Directions: Render every line of the data below as a Markdown table with the columns No. and Text, skipping blank lines and leaving out the pictures.

Record set:
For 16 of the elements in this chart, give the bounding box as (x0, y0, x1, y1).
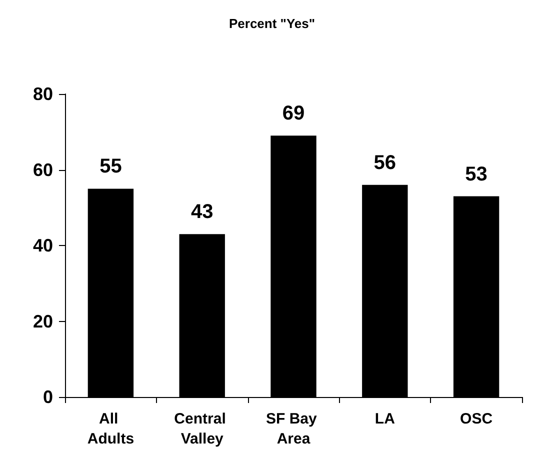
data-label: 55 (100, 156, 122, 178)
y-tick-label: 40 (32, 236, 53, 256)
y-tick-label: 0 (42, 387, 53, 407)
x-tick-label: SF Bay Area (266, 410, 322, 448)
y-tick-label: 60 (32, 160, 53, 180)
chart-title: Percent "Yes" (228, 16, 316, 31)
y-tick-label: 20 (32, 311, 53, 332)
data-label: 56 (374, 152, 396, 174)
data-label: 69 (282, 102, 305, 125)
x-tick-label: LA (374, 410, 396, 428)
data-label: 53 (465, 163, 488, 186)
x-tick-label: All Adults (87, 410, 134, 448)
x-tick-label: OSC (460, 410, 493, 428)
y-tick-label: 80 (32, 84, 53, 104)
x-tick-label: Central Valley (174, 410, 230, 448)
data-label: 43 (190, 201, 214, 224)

Task response:
| No. | Text |
|---|---|
| 1 | For 16 of the elements in this chart, give the bounding box as (x0, y0, x1, y1). |
| 2 | data-label: 55 (100, 156, 122, 178) |
| 3 | y-tick-label: 40 (32, 236, 53, 256) |
| 4 | y-tick-label: 0 (42, 387, 53, 407) |
| 5 | x-tick-label: SF Bay Area (266, 410, 322, 448) |
| 6 | y-tick-label: 60 (32, 160, 53, 180) |
| 7 | chart-title: Percent "Yes" (228, 16, 316, 31) |
| 8 | y-tick-label: 20 (32, 311, 53, 332) |
| 9 | data-label: 56 (374, 152, 396, 174) |
| 10 | data-label: 69 (282, 102, 305, 125) |
| 11 | x-tick-label: LA (374, 410, 396, 428) |
| 12 | data-label: 53 (465, 163, 488, 186) |
| 13 | x-tick-label: All Adults (87, 410, 134, 448) |
| 14 | x-tick-label: OSC (460, 410, 493, 428) |
| 15 | y-tick-label: 80 (32, 84, 53, 104) |
| 16 | x-tick-label: Central Valley (174, 410, 230, 448) |
| 17 | data-label: 43 (190, 201, 214, 224) |